Problem requirements
From the records, pick out and copy each line containing "content".

Dataset records

## BEGIN

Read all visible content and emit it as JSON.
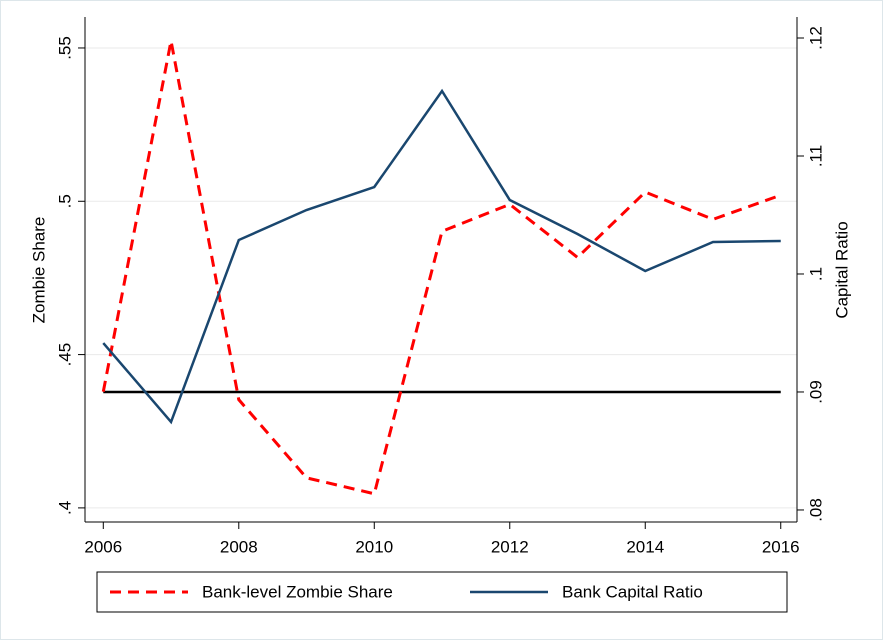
{
  "chart_data": {
    "type": "line",
    "x": [
      2006,
      2007,
      2008,
      2009,
      2010,
      2011,
      2012,
      2013,
      2014,
      2015,
      2016
    ],
    "series": [
      {
        "name": "Bank-level Zombie Share",
        "color": "#ff0000",
        "dash": true,
        "axis": "y",
        "values": [
          0.4379,
          0.5523,
          0.4353,
          0.4098,
          0.4046,
          0.4902,
          0.499,
          0.4817,
          0.503,
          0.4941,
          0.502
        ]
      },
      {
        "name": "Bank Capital Ratio",
        "color": "#1a476f",
        "dash": false,
        "axis": "y2",
        "values": [
          0.09415,
          0.08746,
          0.10288,
          0.10542,
          0.10737,
          0.11551,
          0.10627,
          0.10339,
          0.10025,
          0.10271,
          0.1028
        ]
      }
    ],
    "hline": {
      "value": 0.09,
      "axis": "y2",
      "color": "#000000"
    },
    "ylabel": "Zombie Share",
    "y2label": "Capital Ratio",
    "xlim": [
      2005.73,
      2016.24
    ],
    "xticks": [
      2006,
      2008,
      2010,
      2012,
      2014,
      2016
    ],
    "ylim": [
      0.3954,
      0.5601
    ],
    "yticks": [
      {
        "value": 0.4,
        "label": ".4"
      },
      {
        "value": 0.45,
        "label": ".45"
      },
      {
        "value": 0.5,
        "label": ".5"
      },
      {
        "value": 0.55,
        "label": ".55"
      }
    ],
    "y2lim": [
      0.07898,
      0.12178
    ],
    "y2ticks": [
      {
        "value": 0.08,
        "label": ".08"
      },
      {
        "value": 0.09,
        "label": ".09"
      },
      {
        "value": 0.1,
        "label": ".1"
      },
      {
        "value": 0.11,
        "label": ".11"
      },
      {
        "value": 0.12,
        "label": ".12"
      }
    ],
    "grid": true,
    "legend": "bottom"
  }
}
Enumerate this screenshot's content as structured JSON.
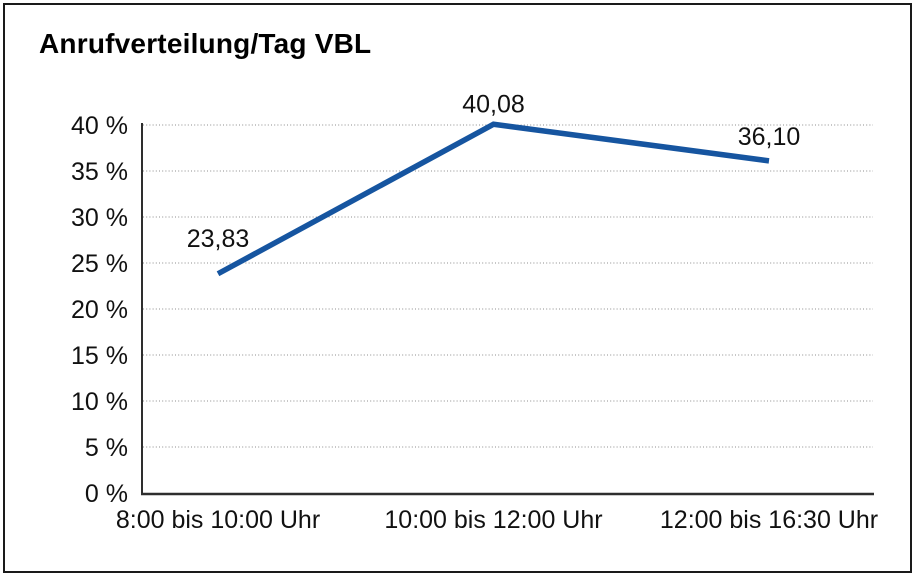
{
  "window": {
    "background_color": "#ffffff",
    "frame_border_color": "#1a1a1a"
  },
  "chart_data": {
    "type": "line",
    "title": "Anrufverteilung/Tag VBL",
    "categories": [
      "8:00 bis 10:00 Uhr",
      "10:00 bis 12:00 Uhr",
      "12:00 bis 16:30 Uhr"
    ],
    "values": [
      23.83,
      40.08,
      36.1
    ],
    "point_labels": [
      "23,83",
      "40,08",
      "36,10"
    ],
    "y_ticks": [
      {
        "value": 0,
        "label": "0 %"
      },
      {
        "value": 5,
        "label": "5 %"
      },
      {
        "value": 10,
        "label": "10 %"
      },
      {
        "value": 15,
        "label": "15 %"
      },
      {
        "value": 20,
        "label": "20 %"
      },
      {
        "value": 25,
        "label": "25 %"
      },
      {
        "value": 30,
        "label": "30 %"
      },
      {
        "value": 35,
        "label": "35 %"
      },
      {
        "value": 40,
        "label": "40 %"
      }
    ],
    "ylim": [
      0,
      40
    ],
    "xlabel": "",
    "ylabel": "",
    "grid": "horizontal-dotted",
    "legend": "none",
    "line_color": "#1655A0",
    "axis_color": "#2e2e2e",
    "gridline_color": "#8c8c8c",
    "text_color": "#111111"
  }
}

## END

Output for this task
Read all visible content and emit it as JSON.
Enumerate this screenshot's content as structured JSON.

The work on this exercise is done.